## start The data
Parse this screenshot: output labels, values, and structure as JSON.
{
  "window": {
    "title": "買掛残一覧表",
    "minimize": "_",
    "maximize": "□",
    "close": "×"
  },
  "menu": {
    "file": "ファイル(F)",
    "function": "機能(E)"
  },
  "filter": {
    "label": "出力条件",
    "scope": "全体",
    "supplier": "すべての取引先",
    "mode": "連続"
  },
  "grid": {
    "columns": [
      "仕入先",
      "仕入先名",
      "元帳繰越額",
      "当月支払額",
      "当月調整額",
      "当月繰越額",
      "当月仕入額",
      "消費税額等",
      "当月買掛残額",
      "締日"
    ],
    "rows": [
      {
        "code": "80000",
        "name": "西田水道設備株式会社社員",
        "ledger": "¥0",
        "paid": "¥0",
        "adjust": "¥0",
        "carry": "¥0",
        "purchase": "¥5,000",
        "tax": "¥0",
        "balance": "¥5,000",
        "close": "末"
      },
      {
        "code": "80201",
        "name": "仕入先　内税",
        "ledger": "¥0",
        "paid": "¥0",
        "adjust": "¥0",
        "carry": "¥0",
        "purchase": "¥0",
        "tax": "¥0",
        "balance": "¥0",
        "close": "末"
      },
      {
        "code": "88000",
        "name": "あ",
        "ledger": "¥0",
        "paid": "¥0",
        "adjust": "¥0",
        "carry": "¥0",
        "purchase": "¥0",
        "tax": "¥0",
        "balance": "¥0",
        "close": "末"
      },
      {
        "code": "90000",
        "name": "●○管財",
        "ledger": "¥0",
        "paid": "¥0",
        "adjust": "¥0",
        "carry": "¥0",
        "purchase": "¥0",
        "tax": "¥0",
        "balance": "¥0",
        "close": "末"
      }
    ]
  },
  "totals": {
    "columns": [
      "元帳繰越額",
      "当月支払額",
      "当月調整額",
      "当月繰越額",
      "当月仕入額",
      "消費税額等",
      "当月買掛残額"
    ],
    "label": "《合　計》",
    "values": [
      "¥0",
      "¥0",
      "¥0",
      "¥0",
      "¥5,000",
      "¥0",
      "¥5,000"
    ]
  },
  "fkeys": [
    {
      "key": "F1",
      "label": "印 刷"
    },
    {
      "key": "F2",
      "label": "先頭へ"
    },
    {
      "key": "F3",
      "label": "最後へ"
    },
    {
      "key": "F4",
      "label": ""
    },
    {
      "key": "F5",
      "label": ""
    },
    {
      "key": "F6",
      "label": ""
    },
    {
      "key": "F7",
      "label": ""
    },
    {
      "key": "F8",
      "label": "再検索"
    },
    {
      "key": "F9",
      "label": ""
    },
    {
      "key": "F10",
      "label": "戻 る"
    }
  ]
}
## end The data
## start The data
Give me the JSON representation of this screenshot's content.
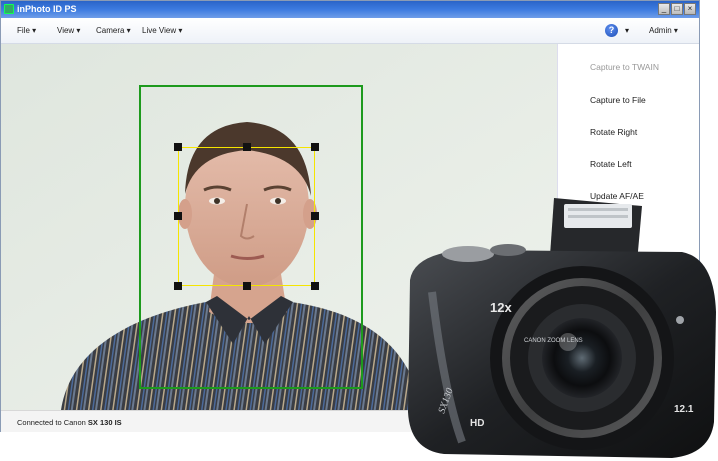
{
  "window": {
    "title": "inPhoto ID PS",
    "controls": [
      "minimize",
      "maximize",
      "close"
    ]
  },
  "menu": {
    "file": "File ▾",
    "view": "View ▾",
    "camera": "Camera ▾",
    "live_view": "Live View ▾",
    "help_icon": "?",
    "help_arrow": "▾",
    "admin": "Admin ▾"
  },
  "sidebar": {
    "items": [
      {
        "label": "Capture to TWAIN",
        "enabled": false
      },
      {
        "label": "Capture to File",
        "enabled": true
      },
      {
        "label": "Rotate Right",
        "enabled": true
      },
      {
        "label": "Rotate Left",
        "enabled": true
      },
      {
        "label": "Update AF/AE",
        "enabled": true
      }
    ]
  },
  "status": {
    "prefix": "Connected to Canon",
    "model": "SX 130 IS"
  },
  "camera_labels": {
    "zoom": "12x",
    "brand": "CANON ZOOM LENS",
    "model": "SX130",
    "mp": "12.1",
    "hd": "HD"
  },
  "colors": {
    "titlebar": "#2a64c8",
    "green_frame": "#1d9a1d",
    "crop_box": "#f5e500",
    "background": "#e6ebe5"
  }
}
## end The data
__Required work__
Above are records; say how many of their lines contain the word "JSON", giving only the number.

__Completed exercise__
2